The input →

>>>>>

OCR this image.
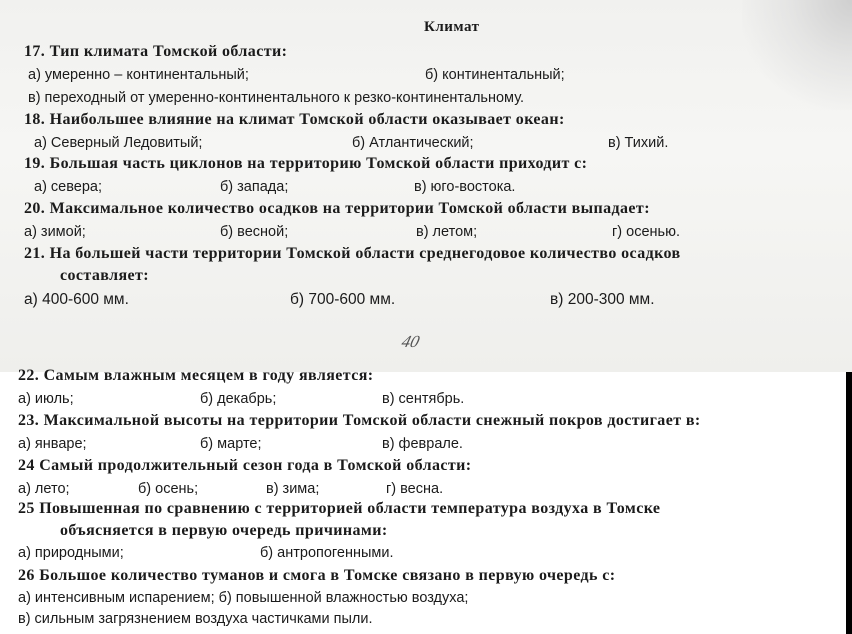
Климат
17. Тип климата Томской области:
а) умеренно – континентальный;	б) континентальный;
в) переходный от умеренно-континентального к резко-континентальному.
18. Наибольшее влияние на климат Томской области оказывает океан:
а) Северный Ледовитый;	б) Атлантический;	в) Тихий.
19. Большая часть циклонов на территорию Томской области приходит с:
а) севера;	б) запада;	в) юго-востока.
20. Максимальное количество осадков на территории Томской области выпадает:
а) зимой;	б) весной;	в) летом;	г) осенью.
21. На большей части территории Томской области среднегодовое количество осадков
составляет:
а) 400-600 мм.	б) 700-600 мм.	в) 200-300 мм.
40
22. Самым влажным месяцем в году является:
а) июль;	б) декабрь;	в) сентябрь.
23. Максимальной высоты на территории Томской области снежный покров достигает в:
а) январе;	б) марте;	в) феврале.
24 Самый продолжительный сезон года в Томской области:
а) лето;	б) осень;	в) зима;	г) весна.
25 Повышенная по сравнению с территорией области температура воздуха в Томске
объясняется в первую очередь причинами:
а) природными;	б) антропогенными.
26 Большое количество туманов и смога в Томске связано в первую очередь с:
а) интенсивным испарением; б) повышенной влажностью воздуха;
в) сильным загрязнением воздуха частичками пыли.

<<<<<

Set exercise → Your copy should match the entries exactly, minus the pictures.

Answer to the problem →
OCR this image.
Климат
17. Тип климата Томской области:
а) умеренно – континентальный;	б) континентальный;
в) переходный от умеренно-континентального к резко-континентальному.
18. Наибольшее влияние на климат Томской области оказывает океан:
а) Северный Ледовитый;	б) Атлантический;	в) Тихий.
19. Большая часть циклонов на территорию Томской области приходит с:
а) севера;	б) запада;	в) юго-востока.
20. Максимальное количество осадков на территории Томской области выпадает:
а) зимой;	б) весной;	в) летом;	г) осенью.
21. На большей части территории Томской области среднегодовое количество осадков
составляет:
а) 400-600 мм.	б) 700-600 мм.	в) 200-300 мм.
40
22. Самым влажным месяцем в году является:
а) июль;	б) декабрь;	в) сентябрь.
23. Максимальной высоты на территории Томской области снежный покров достигает в:
а) январе;	б) марте;	в) феврале.
24 Самый продолжительный сезон года в Томской области:
а) лето;	б) осень;	в) зима;	г) весна.
25 Повышенная по сравнению с территорией области температура воздуха в Томске
объясняется в первую очередь причинами:
а) природными;	б) антропогенными.
26 Большое количество туманов и смога в Томске связано в первую очередь с:
а) интенсивным испарением; б) повышенной влажностью воздуха;
в) сильным загрязнением воздуха частичками пыли.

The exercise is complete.